#### WHAT TO DO
Wherever the word "name" appears in a line, copy that line.

┄┄┄┄┄┄┄┄┄┄

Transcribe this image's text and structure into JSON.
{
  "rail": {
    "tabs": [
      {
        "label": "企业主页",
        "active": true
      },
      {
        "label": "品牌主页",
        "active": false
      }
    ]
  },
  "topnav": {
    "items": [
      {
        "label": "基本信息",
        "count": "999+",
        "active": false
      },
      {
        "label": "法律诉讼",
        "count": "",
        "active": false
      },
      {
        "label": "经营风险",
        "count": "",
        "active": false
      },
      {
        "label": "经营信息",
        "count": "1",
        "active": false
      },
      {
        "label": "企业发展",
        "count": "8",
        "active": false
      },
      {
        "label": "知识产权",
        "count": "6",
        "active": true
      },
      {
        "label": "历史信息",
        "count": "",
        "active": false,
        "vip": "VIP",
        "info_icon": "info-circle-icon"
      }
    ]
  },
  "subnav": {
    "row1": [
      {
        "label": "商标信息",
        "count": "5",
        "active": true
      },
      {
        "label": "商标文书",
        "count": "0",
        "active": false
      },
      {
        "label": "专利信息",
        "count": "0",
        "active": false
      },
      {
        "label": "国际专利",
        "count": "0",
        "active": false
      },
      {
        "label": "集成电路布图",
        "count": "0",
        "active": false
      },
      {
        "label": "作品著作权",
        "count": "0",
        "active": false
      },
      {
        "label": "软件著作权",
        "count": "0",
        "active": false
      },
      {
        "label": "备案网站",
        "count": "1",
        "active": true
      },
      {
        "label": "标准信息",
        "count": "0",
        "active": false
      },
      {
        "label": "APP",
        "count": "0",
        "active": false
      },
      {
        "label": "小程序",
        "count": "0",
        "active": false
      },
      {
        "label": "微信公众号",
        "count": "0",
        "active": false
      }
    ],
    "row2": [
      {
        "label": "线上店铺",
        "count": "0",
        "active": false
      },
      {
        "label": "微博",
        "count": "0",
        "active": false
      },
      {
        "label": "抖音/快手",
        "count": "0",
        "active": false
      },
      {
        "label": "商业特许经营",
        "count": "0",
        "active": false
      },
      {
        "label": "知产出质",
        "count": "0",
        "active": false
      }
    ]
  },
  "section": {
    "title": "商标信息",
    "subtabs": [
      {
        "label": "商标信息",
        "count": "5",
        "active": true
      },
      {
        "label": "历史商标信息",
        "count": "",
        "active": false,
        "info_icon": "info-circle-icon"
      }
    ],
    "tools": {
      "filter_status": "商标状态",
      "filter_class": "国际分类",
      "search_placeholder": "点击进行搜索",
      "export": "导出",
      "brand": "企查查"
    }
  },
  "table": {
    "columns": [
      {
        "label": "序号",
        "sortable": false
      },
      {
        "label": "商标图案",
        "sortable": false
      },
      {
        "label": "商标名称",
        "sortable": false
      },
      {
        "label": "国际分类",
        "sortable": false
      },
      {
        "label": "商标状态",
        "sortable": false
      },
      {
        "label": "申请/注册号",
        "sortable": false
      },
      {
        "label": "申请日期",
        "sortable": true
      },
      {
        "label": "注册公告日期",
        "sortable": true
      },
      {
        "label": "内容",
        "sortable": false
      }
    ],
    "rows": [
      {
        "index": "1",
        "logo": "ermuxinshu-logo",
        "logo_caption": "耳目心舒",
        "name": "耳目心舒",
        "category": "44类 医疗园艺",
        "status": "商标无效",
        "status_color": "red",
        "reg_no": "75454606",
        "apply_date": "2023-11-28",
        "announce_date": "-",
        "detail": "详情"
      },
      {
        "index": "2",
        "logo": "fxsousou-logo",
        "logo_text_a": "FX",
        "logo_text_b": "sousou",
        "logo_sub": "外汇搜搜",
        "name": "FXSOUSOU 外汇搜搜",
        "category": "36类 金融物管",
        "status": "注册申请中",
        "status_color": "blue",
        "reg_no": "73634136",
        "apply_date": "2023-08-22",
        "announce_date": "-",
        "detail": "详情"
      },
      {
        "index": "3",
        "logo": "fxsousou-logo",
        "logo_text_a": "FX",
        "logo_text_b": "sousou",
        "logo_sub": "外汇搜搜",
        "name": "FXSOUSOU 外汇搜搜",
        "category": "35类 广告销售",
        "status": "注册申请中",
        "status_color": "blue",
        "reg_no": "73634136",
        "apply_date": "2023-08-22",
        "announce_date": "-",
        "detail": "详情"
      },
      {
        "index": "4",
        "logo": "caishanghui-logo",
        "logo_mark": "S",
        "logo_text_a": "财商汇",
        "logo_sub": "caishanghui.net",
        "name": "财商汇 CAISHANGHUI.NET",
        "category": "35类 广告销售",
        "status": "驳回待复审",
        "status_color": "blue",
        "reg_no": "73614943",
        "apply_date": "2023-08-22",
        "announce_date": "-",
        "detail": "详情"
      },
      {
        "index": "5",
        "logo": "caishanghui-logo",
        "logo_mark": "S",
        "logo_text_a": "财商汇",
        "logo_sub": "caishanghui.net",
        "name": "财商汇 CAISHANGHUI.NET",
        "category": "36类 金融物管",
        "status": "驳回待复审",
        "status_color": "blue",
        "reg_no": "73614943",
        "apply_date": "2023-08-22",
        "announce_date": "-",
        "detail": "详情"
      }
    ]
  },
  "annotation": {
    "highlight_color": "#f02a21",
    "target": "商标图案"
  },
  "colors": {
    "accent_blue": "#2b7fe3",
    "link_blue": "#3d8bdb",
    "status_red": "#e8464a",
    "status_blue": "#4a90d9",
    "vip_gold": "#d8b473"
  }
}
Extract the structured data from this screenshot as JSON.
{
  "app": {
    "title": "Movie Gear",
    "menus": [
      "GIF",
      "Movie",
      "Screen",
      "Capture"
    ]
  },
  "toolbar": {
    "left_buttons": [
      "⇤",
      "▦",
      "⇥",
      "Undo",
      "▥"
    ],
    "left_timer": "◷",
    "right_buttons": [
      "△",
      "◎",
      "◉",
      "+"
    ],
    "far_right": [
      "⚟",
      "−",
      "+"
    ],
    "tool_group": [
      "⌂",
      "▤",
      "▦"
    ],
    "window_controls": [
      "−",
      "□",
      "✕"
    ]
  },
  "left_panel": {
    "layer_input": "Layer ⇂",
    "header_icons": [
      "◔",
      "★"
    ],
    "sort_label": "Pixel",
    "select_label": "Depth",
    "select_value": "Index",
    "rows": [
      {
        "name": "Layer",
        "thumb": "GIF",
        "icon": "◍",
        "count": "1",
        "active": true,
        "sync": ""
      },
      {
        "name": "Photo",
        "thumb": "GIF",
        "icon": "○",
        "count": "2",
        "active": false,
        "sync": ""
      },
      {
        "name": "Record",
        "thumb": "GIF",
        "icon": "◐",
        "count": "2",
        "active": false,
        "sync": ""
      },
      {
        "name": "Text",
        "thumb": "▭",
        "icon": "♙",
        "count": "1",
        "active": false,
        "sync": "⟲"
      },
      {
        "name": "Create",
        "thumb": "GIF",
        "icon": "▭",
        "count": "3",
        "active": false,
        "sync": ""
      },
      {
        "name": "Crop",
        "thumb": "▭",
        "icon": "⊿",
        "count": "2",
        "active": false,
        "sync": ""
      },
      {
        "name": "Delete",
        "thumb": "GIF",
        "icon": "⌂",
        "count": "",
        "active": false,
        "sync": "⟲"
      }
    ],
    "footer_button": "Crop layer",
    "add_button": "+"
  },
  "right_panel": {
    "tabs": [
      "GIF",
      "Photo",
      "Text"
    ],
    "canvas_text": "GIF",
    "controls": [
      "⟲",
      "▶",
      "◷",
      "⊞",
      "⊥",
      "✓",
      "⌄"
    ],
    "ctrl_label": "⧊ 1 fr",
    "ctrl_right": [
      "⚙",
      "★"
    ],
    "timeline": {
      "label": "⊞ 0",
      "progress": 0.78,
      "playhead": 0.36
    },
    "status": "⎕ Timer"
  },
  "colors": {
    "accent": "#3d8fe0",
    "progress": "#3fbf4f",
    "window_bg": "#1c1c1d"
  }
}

┄┄┄┄┄┄┄┄┄┄

#### ANSWER
        "name": "耳目心舒",
        "name": "FXSOUSOU 外汇搜搜",
        "name": "FXSOUSOU 外汇搜搜",
        "name": "财商汇 CAISHANGHUI.NET",
        "name": "财商汇 CAISHANGHUI.NET",
        "name": "Layer",
        "name": "Photo",
        "name": "Record",
        "name": "Text",
        "name": "Create",
        "name": "Crop",
        "name": "Delete",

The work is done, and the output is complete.